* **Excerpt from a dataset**

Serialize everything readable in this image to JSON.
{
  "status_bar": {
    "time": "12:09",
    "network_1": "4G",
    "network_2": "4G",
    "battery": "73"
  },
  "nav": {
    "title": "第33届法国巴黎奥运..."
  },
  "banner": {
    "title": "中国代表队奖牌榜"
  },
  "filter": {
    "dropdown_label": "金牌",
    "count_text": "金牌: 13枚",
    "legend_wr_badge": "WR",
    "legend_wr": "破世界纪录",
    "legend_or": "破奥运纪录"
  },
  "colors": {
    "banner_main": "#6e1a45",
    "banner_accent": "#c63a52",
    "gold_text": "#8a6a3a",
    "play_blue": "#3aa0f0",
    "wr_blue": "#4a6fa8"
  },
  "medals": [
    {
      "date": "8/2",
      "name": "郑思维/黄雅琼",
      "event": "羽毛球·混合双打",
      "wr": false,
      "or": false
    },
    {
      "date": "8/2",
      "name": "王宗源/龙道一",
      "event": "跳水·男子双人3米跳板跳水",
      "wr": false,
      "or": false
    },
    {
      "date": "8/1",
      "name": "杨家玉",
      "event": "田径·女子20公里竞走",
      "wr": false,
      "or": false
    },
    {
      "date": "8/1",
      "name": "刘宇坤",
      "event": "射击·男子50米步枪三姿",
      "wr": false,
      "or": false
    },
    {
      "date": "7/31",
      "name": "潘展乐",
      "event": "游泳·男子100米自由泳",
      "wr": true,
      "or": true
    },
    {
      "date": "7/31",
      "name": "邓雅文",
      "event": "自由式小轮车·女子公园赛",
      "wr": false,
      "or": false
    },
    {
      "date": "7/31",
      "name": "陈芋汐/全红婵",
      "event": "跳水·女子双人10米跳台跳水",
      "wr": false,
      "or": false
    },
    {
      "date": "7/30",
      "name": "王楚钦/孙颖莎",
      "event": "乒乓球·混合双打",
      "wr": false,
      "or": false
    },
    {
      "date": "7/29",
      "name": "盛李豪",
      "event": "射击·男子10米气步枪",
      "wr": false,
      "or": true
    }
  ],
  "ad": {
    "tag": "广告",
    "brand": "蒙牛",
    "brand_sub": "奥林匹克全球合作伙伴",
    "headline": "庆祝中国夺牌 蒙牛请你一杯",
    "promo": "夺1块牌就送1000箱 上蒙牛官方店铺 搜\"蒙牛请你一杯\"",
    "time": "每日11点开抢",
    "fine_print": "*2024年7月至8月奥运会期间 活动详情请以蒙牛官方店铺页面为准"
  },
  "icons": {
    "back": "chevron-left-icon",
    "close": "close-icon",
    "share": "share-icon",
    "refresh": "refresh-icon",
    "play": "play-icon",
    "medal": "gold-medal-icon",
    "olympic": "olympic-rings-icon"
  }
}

* **PROBLEM REQUIREMENTS**
Could you quote the material above in full, exactly as it stands?

* **CORRECT RESULT**
Serialize everything readable in this image to JSON.
{
  "status_bar": {
    "time": "12:09",
    "network_1": "4G",
    "network_2": "4G",
    "battery": "73"
  },
  "nav": {
    "title": "第33届法国巴黎奥运..."
  },
  "banner": {
    "title": "中国代表队奖牌榜"
  },
  "filter": {
    "dropdown_label": "金牌",
    "count_text": "金牌: 13枚",
    "legend_wr_badge": "WR",
    "legend_wr": "破世界纪录",
    "legend_or": "破奥运纪录"
  },
  "colors": {
    "banner_main": "#6e1a45",
    "banner_accent": "#c63a52",
    "gold_text": "#8a6a3a",
    "play_blue": "#3aa0f0",
    "wr_blue": "#4a6fa8"
  },
  "medals": [
    {
      "date": "8/2",
      "name": "郑思维/黄雅琼",
      "event": "羽毛球·混合双打",
      "wr": false,
      "or": false
    },
    {
      "date": "8/2",
      "name": "王宗源/龙道一",
      "event": "跳水·男子双人3米跳板跳水",
      "wr": false,
      "or": false
    },
    {
      "date": "8/1",
      "name": "杨家玉",
      "event": "田径·女子20公里竞走",
      "wr": false,
      "or": false
    },
    {
      "date": "8/1",
      "name": "刘宇坤",
      "event": "射击·男子50米步枪三姿",
      "wr": false,
      "or": false
    },
    {
      "date": "7/31",
      "name": "潘展乐",
      "event": "游泳·男子100米自由泳",
      "wr": true,
      "or": true
    },
    {
      "date": "7/31",
      "name": "邓雅文",
      "event": "自由式小轮车·女子公园赛",
      "wr": false,
      "or": false
    },
    {
      "date": "7/31",
      "name": "陈芋汐/全红婵",
      "event": "跳水·女子双人10米跳台跳水",
      "wr": false,
      "or": false
    },
    {
      "date": "7/30",
      "name": "王楚钦/孙颖莎",
      "event": "乒乓球·混合双打",
      "wr": false,
      "or": false
    },
    {
      "date": "7/29",
      "name": "盛李豪",
      "event": "射击·男子10米气步枪",
      "wr": false,
      "or": true
    }
  ],
  "ad": {
    "tag": "广告",
    "brand": "蒙牛",
    "brand_sub": "奥林匹克全球合作伙伴",
    "headline": "庆祝中国夺牌 蒙牛请你一杯",
    "promo": "夺1块牌就送1000箱 上蒙牛官方店铺 搜\"蒙牛请你一杯\"",
    "time": "每日11点开抢",
    "fine_print": "*2024年7月至8月奥运会期间 活动详情请以蒙牛官方店铺页面为准"
  },
  "icons": {
    "back": "chevron-left-icon",
    "close": "close-icon",
    "share": "share-icon",
    "refresh": "refresh-icon",
    "play": "play-icon",
    "medal": "gold-medal-icon",
    "olympic": "olympic-rings-icon"
  }
}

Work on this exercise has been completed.